SHORT TASK:
Each entry must be reproduced precisely as it stands.

Collected data entries:
** Begin **
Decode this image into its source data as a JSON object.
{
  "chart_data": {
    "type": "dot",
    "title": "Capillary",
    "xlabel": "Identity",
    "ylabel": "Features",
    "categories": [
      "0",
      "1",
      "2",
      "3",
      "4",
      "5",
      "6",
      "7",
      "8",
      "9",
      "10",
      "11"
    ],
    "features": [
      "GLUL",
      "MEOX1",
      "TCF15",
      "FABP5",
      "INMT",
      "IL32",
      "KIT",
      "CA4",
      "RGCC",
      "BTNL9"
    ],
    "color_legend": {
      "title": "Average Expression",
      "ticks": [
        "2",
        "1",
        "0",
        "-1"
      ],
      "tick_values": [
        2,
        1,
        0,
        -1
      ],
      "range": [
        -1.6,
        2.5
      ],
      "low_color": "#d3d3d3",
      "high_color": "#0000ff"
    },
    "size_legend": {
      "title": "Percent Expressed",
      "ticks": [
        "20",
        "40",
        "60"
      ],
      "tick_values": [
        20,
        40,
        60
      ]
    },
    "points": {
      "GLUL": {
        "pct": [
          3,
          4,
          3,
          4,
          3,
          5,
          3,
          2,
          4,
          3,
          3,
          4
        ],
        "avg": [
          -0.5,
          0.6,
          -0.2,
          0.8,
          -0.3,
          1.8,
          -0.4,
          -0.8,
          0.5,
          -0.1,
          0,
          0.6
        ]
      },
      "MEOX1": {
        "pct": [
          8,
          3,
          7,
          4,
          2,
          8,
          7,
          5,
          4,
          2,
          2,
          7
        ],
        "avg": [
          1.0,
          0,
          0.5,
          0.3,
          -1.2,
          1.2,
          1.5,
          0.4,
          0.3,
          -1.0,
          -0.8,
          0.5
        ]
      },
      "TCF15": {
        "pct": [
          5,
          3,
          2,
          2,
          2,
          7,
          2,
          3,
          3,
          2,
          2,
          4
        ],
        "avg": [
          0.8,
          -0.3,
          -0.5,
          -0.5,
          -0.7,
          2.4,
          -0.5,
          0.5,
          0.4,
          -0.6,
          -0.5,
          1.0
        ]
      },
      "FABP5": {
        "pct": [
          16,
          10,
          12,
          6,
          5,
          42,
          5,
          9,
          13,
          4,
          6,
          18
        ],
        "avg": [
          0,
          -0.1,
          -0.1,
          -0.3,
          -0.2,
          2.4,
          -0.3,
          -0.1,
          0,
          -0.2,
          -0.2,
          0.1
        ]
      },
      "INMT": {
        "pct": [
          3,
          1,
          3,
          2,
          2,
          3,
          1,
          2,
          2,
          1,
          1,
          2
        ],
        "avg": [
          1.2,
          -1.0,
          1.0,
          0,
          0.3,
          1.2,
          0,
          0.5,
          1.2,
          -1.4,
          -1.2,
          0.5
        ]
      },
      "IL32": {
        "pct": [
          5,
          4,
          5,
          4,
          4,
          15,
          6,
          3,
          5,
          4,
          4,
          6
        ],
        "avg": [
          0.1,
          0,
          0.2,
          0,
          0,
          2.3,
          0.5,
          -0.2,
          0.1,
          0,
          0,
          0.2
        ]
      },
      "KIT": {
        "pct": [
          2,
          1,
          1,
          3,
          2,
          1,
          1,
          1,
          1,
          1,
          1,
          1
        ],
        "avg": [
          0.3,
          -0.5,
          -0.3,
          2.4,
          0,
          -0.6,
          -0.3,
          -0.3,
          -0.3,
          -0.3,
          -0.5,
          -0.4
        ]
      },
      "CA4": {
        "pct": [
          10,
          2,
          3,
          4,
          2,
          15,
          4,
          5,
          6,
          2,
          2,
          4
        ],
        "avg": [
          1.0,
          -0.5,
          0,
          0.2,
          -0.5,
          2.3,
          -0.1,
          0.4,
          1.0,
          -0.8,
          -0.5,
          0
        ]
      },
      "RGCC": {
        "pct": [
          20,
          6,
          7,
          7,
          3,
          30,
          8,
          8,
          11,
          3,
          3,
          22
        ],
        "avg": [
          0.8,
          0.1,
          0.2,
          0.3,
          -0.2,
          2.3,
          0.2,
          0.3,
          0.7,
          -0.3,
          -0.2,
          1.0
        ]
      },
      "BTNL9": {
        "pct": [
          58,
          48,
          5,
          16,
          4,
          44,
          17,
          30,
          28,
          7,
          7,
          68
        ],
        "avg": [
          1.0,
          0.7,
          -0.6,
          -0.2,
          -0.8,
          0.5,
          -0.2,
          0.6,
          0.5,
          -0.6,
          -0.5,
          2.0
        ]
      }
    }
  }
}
** End **
OUTPUT OF THE EXERCISE:
Decode this image into its source data as a JSON object.
{
  "chart_data": {
    "type": "dot",
    "title": "Capillary",
    "xlabel": "Identity",
    "ylabel": "Features",
    "categories": [
      "0",
      "1",
      "2",
      "3",
      "4",
      "5",
      "6",
      "7",
      "8",
      "9",
      "10",
      "11"
    ],
    "features": [
      "GLUL",
      "MEOX1",
      "TCF15",
      "FABP5",
      "INMT",
      "IL32",
      "KIT",
      "CA4",
      "RGCC",
      "BTNL9"
    ],
    "color_legend": {
      "title": "Average Expression",
      "ticks": [
        "2",
        "1",
        "0",
        "-1"
      ],
      "tick_values": [
        2,
        1,
        0,
        -1
      ],
      "range": [
        -1.6,
        2.5
      ],
      "low_color": "#d3d3d3",
      "high_color": "#0000ff"
    },
    "size_legend": {
      "title": "Percent Expressed",
      "ticks": [
        "20",
        "40",
        "60"
      ],
      "tick_values": [
        20,
        40,
        60
      ]
    },
    "points": {
      "GLUL": {
        "pct": [
          3,
          4,
          3,
          4,
          3,
          5,
          3,
          2,
          4,
          3,
          3,
          4
        ],
        "avg": [
          -0.5,
          0.6,
          -0.2,
          0.8,
          -0.3,
          1.8,
          -0.4,
          -0.8,
          0.5,
          -0.1,
          0,
          0.6
        ]
      },
      "MEOX1": {
        "pct": [
          8,
          3,
          7,
          4,
          2,
          8,
          7,
          5,
          4,
          2,
          2,
          7
        ],
        "avg": [
          1.0,
          0,
          0.5,
          0.3,
          -1.2,
          1.2,
          1.5,
          0.4,
          0.3,
          -1.0,
          -0.8,
          0.5
        ]
      },
      "TCF15": {
        "pct": [
          5,
          3,
          2,
          2,
          2,
          7,
          2,
          3,
          3,
          2,
          2,
          4
        ],
        "avg": [
          0.8,
          -0.3,
          -0.5,
          -0.5,
          -0.7,
          2.4,
          -0.5,
          0.5,
          0.4,
          -0.6,
          -0.5,
          1.0
        ]
      },
      "FABP5": {
        "pct": [
          16,
          10,
          12,
          6,
          5,
          42,
          5,
          9,
          13,
          4,
          6,
          18
        ],
        "avg": [
          0,
          -0.1,
          -0.1,
          -0.3,
          -0.2,
          2.4,
          -0.3,
          -0.1,
          0,
          -0.2,
          -0.2,
          0.1
        ]
      },
      "INMT": {
        "pct": [
          3,
          1,
          3,
          2,
          2,
          3,
          1,
          2,
          2,
          1,
          1,
          2
        ],
        "avg": [
          1.2,
          -1.0,
          1.0,
          0,
          0.3,
          1.2,
          0,
          0.5,
          1.2,
          -1.4,
          -1.2,
          0.5
        ]
      },
      "IL32": {
        "pct": [
          5,
          4,
          5,
          4,
          4,
          15,
          6,
          3,
          5,
          4,
          4,
          6
        ],
        "avg": [
          0.1,
          0,
          0.2,
          0,
          0,
          2.3,
          0.5,
          -0.2,
          0.1,
          0,
          0,
          0.2
        ]
      },
      "KIT": {
        "pct": [
          2,
          1,
          1,
          3,
          2,
          1,
          1,
          1,
          1,
          1,
          1,
          1
        ],
        "avg": [
          0.3,
          -0.5,
          -0.3,
          2.4,
          0,
          -0.6,
          -0.3,
          -0.3,
          -0.3,
          -0.3,
          -0.5,
          -0.4
        ]
      },
      "CA4": {
        "pct": [
          10,
          2,
          3,
          4,
          2,
          15,
          4,
          5,
          6,
          2,
          2,
          4
        ],
        "avg": [
          1.0,
          -0.5,
          0,
          0.2,
          -0.5,
          2.3,
          -0.1,
          0.4,
          1.0,
          -0.8,
          -0.5,
          0
        ]
      },
      "RGCC": {
        "pct": [
          20,
          6,
          7,
          7,
          3,
          30,
          8,
          8,
          11,
          3,
          3,
          22
        ],
        "avg": [
          0.8,
          0.1,
          0.2,
          0.3,
          -0.2,
          2.3,
          0.2,
          0.3,
          0.7,
          -0.3,
          -0.2,
          1.0
        ]
      },
      "BTNL9": {
        "pct": [
          58,
          48,
          5,
          16,
          4,
          44,
          17,
          30,
          28,
          7,
          7,
          68
        ],
        "avg": [
          1.0,
          0.7,
          -0.6,
          -0.2,
          -0.8,
          0.5,
          -0.2,
          0.6,
          0.5,
          -0.6,
          -0.5,
          2.0
        ]
      }
    }
  }
}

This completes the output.